Stated problem:
Express the rows below as a Markdown table with the columns No. and Row, starting at the first row and stopping after the one that contains "item-description bbox=[95, 349, 615, 381]". Leave out any blank rows.
## start Data for this exercise
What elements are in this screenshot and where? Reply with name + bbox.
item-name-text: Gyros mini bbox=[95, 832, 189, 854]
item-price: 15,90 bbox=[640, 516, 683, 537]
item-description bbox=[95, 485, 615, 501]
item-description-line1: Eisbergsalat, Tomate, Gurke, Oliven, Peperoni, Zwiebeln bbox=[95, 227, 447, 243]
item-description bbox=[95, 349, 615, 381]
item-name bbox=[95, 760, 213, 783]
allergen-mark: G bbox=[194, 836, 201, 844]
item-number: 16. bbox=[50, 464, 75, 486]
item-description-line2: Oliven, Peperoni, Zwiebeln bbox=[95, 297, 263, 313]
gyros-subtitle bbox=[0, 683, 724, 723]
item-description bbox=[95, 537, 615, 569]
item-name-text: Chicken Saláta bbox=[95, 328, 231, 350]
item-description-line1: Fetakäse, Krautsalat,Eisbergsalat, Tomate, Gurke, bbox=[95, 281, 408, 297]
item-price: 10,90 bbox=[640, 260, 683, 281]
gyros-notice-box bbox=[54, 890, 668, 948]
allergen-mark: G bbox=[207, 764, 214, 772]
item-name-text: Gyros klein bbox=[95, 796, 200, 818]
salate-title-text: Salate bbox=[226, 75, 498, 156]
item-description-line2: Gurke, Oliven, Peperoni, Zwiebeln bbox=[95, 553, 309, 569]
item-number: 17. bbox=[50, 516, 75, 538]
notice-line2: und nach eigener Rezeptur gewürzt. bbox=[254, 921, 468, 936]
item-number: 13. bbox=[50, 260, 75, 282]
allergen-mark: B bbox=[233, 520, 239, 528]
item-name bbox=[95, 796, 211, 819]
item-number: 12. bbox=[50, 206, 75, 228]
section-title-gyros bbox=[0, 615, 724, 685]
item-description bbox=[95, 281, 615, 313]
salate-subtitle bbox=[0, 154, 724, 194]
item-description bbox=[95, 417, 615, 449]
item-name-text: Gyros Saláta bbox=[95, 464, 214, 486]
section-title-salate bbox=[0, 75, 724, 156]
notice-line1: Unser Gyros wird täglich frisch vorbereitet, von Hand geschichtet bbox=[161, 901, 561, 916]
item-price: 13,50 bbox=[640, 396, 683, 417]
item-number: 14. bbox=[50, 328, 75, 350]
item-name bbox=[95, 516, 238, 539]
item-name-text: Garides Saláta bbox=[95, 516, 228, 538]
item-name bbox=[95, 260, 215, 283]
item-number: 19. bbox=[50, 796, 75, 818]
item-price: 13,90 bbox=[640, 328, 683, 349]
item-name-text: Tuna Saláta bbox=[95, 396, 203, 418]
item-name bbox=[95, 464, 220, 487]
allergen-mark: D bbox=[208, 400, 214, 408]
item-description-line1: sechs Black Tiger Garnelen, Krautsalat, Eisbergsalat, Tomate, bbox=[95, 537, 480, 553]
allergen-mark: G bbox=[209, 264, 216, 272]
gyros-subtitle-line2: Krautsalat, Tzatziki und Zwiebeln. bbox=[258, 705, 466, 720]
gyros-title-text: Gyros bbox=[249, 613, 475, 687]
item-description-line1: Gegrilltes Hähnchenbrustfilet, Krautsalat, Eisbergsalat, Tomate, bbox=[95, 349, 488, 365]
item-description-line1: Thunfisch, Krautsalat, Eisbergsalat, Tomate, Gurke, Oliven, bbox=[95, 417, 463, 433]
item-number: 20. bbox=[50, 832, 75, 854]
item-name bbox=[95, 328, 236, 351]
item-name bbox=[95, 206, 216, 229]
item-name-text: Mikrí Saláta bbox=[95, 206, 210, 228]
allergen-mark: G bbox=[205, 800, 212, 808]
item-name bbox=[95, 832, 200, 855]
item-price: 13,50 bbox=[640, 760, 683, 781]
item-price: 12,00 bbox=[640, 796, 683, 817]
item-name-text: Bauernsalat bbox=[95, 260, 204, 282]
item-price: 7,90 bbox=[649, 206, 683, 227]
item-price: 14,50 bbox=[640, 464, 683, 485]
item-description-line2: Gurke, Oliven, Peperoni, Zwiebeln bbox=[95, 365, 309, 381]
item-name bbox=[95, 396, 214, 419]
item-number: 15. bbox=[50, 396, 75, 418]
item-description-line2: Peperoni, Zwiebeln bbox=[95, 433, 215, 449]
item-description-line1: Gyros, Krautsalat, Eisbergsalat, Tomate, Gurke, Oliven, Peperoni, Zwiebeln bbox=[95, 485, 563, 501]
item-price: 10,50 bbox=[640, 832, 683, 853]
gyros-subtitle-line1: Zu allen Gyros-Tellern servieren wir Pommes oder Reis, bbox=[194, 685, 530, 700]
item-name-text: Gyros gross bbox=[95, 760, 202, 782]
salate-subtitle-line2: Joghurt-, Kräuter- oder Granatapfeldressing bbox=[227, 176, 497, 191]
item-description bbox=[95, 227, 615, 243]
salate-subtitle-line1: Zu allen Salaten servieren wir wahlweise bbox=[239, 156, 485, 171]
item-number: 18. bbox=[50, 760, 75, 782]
## end Data for this exercise
Answer for the task:
| No. | Row |
|---|---|
| 1 | What elements are in this screenshot and where? Reply with name + bbox. |
| 2 | item-name-text: Gyros mini bbox=[95, 832, 189, 854] |
| 3 | item-price: 15,90 bbox=[640, 516, 683, 537] |
| 4 | item-description bbox=[95, 485, 615, 501] |
| 5 | item-description-line1: Eisbergsalat, Tomate, Gurke, Oliven, Peperoni, Zwiebeln bbox=[95, 227, 447, 243] |
| 6 | item-description bbox=[95, 349, 615, 381] |